# WHAT THE EXERCISE ASKS
Answer with one number: how many lines hold "detached".

# PROVIDED DATA
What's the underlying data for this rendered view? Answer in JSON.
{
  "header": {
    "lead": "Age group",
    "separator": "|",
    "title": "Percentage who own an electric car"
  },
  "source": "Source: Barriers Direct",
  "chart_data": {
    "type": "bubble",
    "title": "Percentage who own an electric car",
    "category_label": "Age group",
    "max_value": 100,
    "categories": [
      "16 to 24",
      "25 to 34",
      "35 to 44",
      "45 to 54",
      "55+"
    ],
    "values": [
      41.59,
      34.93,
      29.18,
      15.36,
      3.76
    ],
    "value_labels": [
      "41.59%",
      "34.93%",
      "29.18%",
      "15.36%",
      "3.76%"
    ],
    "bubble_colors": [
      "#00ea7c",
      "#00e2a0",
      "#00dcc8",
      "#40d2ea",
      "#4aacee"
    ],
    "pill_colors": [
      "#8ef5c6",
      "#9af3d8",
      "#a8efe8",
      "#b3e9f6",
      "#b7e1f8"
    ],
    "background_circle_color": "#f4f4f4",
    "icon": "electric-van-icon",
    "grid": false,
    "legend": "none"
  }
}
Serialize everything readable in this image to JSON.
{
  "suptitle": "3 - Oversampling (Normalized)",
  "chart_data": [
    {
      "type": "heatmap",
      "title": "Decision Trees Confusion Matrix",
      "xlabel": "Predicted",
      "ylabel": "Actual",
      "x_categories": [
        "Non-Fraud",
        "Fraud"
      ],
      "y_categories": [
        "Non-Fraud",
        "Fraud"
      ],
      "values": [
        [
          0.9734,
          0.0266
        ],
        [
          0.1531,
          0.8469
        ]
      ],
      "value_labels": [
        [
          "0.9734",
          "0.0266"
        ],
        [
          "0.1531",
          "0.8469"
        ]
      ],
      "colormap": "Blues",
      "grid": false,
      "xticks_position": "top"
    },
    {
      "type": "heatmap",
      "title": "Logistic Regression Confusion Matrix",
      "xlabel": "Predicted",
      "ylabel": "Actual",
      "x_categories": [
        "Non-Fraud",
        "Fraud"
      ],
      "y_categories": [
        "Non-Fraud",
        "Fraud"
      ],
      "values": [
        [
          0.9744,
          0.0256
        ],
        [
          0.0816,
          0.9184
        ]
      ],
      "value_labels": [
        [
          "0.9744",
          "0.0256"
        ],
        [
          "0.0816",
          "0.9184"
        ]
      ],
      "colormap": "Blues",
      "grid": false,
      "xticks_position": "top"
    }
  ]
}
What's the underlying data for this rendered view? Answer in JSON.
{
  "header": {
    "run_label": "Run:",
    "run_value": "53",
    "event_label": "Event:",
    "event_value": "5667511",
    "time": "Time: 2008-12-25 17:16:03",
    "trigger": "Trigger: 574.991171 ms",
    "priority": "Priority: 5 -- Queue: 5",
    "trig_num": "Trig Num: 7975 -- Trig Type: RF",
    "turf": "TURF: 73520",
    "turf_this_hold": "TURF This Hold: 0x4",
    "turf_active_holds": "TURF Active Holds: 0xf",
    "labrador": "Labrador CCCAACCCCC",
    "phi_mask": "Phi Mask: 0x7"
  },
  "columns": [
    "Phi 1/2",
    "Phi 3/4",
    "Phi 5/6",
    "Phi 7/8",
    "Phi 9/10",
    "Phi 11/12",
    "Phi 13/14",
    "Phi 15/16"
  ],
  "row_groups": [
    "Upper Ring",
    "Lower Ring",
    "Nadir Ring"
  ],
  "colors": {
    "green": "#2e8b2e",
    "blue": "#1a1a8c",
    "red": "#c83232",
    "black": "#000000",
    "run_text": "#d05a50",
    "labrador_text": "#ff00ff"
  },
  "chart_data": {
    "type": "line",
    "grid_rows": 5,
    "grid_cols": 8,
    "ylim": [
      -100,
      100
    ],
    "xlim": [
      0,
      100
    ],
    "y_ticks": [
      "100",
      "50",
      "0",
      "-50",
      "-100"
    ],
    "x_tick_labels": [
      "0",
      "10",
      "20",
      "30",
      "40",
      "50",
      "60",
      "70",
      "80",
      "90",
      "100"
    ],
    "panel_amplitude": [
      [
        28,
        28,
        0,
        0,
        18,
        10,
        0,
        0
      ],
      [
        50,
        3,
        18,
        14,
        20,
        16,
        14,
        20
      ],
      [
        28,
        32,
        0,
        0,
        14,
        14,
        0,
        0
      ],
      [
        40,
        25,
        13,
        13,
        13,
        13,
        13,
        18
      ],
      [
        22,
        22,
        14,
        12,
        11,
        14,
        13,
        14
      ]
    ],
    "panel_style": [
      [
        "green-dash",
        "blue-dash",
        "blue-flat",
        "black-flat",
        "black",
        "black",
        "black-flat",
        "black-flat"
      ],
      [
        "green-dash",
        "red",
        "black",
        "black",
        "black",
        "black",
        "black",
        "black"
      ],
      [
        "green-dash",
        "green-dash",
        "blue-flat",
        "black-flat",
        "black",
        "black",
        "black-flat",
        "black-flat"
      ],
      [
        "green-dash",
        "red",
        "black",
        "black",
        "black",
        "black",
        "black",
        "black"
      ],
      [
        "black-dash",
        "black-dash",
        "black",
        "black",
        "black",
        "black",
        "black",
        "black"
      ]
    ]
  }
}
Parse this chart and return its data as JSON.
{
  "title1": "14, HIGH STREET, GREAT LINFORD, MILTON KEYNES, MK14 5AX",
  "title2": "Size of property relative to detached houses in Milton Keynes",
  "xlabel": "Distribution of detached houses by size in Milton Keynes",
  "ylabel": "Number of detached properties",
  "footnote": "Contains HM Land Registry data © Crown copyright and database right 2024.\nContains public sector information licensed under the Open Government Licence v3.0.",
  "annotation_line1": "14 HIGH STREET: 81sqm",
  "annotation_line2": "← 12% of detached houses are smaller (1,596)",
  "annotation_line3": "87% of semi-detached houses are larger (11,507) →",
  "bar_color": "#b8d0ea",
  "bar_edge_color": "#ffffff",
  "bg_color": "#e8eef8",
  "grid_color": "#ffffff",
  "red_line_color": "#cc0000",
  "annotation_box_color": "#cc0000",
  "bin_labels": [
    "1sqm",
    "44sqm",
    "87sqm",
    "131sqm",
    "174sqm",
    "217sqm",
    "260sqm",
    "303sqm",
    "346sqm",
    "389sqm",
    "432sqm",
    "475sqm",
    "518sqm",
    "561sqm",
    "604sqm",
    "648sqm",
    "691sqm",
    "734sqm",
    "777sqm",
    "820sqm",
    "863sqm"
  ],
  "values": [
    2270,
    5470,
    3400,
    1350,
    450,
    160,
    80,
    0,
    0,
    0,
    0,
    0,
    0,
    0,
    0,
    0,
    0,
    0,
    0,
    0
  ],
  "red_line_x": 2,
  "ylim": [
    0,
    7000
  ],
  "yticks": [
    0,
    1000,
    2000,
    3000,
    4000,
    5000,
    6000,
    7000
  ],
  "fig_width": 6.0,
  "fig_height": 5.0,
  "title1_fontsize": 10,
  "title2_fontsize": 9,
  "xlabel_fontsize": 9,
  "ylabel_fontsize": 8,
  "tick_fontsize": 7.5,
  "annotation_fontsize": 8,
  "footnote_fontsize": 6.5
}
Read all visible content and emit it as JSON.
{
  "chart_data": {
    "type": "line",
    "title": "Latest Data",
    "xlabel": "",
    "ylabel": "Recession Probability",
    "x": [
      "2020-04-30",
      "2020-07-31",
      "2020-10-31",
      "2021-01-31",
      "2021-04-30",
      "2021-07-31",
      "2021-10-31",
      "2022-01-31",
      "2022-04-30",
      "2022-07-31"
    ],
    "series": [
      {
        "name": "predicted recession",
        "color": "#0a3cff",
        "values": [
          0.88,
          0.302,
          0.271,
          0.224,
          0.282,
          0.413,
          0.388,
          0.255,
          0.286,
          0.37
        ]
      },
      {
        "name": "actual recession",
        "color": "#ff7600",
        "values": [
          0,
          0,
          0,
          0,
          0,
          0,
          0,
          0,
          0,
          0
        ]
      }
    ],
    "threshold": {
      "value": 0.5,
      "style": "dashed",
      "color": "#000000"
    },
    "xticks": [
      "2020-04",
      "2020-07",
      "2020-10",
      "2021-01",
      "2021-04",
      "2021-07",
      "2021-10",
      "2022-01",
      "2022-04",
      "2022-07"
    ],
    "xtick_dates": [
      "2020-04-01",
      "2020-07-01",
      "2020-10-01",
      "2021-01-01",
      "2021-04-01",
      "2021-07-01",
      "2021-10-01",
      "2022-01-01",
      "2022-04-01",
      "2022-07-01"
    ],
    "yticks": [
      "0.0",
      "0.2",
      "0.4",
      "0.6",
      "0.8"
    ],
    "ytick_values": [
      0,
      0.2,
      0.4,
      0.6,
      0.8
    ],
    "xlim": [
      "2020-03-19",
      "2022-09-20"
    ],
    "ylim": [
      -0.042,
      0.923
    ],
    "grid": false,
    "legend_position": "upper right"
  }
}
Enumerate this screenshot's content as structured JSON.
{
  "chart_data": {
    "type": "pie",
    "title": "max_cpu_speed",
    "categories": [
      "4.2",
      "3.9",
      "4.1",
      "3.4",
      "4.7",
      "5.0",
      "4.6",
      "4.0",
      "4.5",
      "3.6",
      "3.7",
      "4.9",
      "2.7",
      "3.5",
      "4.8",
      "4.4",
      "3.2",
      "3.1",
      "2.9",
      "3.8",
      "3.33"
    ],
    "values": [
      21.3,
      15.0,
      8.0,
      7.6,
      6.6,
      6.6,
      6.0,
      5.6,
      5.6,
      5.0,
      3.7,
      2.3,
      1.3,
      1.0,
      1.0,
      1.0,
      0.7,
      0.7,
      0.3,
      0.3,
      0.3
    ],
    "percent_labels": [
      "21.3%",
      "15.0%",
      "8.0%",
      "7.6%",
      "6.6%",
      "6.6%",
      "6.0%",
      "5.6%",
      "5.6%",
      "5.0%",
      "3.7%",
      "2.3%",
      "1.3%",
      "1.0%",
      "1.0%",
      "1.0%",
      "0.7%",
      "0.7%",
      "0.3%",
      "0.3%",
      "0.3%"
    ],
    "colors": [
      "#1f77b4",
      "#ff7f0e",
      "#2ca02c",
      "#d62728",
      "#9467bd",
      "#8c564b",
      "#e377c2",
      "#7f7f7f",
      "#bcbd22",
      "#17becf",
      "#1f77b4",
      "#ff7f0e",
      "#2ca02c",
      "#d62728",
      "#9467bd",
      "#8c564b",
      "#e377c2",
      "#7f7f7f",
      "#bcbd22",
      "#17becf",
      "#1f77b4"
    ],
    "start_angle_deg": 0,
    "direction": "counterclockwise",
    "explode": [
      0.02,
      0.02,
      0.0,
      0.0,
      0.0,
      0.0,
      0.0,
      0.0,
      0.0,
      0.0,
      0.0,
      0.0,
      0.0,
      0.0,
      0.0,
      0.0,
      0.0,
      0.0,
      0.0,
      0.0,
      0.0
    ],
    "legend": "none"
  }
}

# CORRECT RESPONSE
5